**THE RECORDS:**

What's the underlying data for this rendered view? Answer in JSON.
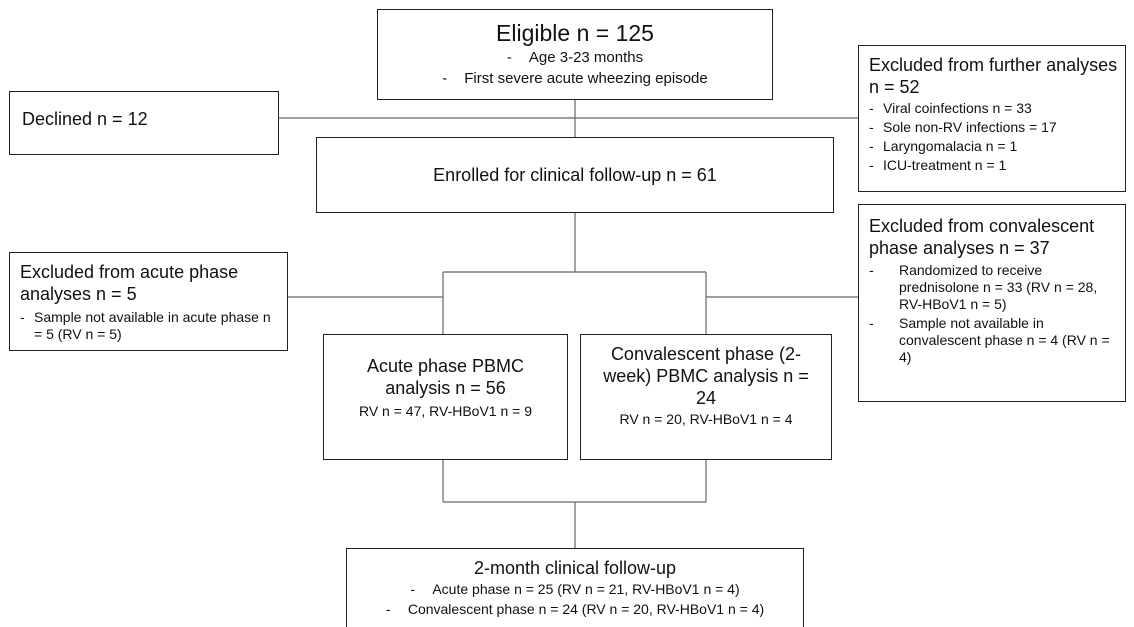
{
  "eligible": {
    "title": "Eligible n = 125",
    "criteria": [
      "Age 3-23 months",
      "First severe acute wheezing episode"
    ]
  },
  "declined": {
    "label": "Declined n = 12"
  },
  "excluded_further": {
    "title": "Excluded from further analyses n = 52",
    "items": [
      "Viral coinfections n = 33",
      "Sole non-RV infections = 17",
      "Laryngomalacia n = 1",
      "ICU-treatment n = 1"
    ]
  },
  "enrolled": {
    "label": "Enrolled for clinical follow-up n = 61"
  },
  "excluded_acute": {
    "title": "Excluded from acute phase analyses n = 5",
    "items": [
      "Sample not available in acute phase n = 5 (RV n = 5)"
    ]
  },
  "excluded_convalescent": {
    "title": "Excluded from convalescent phase analyses n = 37",
    "items": [
      "Randomized to receive prednisolone n = 33 (RV n = 28, RV-HBoV1 n = 5)",
      "Sample not available in convalescent phase n = 4 (RV n = 4)"
    ]
  },
  "acute_pbmc": {
    "title": "Acute phase PBMC analysis n = 56",
    "detail": "RV n = 47, RV-HBoV1 n = 9"
  },
  "convalescent_pbmc": {
    "title": "Convalescent phase (2-week) PBMC analysis n = 24",
    "detail": "RV n = 20, RV-HBoV1 n = 4"
  },
  "followup": {
    "title": "2-month clinical follow-up",
    "items": [
      "Acute phase n = 25 (RV n = 21, RV-HBoV1 n = 4)",
      "Convalescent phase n = 24 (RV n = 20, RV-HBoV1 n = 4)"
    ]
  }
}
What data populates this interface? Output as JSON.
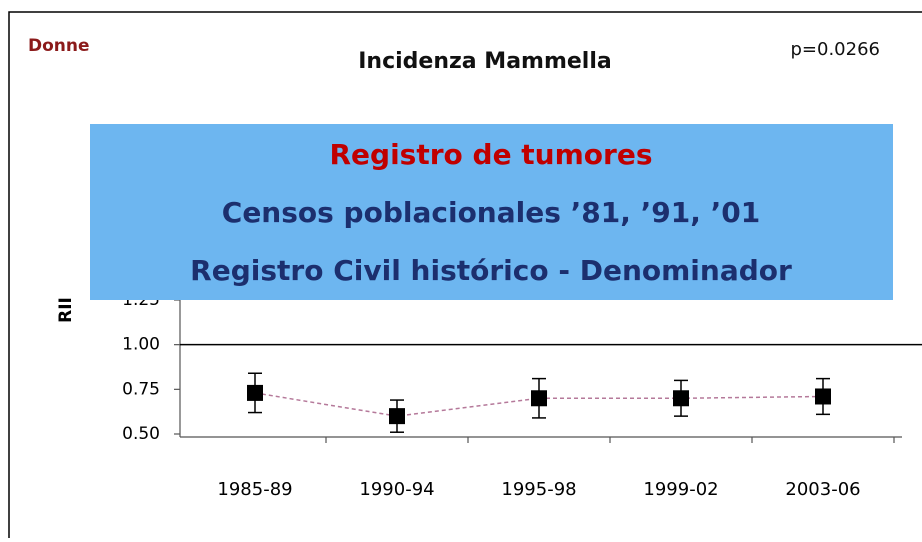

**PROBLEM REQUIREMENTS:** Transcribe the data verbatim. No picture belongs in the result.

**SOLUTION TO THIS EXERCISE:**
What's the underlying data for this rendered view? Answer in JSON.
{
  "eligible": {
    "title": "Eligible n = 125",
    "criteria": [
      "Age 3-23 months",
      "First severe acute wheezing episode"
    ]
  },
  "declined": {
    "label": "Declined n = 12"
  },
  "excluded_further": {
    "title": "Excluded from further analyses n = 52",
    "items": [
      "Viral coinfections n = 33",
      "Sole non-RV infections = 17",
      "Laryngomalacia n = 1",
      "ICU-treatment n = 1"
    ]
  },
  "enrolled": {
    "label": "Enrolled for clinical follow-up n = 61"
  },
  "excluded_acute": {
    "title": "Excluded from acute phase analyses n = 5",
    "items": [
      "Sample not available in acute phase n = 5 (RV n = 5)"
    ]
  },
  "excluded_convalescent": {
    "title": "Excluded from convalescent phase analyses n = 37",
    "items": [
      "Randomized to receive prednisolone n = 33 (RV n = 28, RV-HBoV1 n = 5)",
      "Sample not available in convalescent phase n = 4 (RV n = 4)"
    ]
  },
  "acute_pbmc": {
    "title": "Acute phase PBMC analysis n = 56",
    "detail": "RV n = 47, RV-HBoV1 n = 9"
  },
  "convalescent_pbmc": {
    "title": "Convalescent phase (2-week) PBMC analysis n = 24",
    "detail": "RV n = 20, RV-HBoV1 n = 4"
  },
  "followup": {
    "title": "2-month clinical follow-up",
    "items": [
      "Acute phase n = 25 (RV n = 21, RV-HBoV1 n = 4)",
      "Convalescent phase n = 24 (RV n = 20, RV-HBoV1 n = 4)"
    ]
  }
}
What data populates this interface? Output as JSON.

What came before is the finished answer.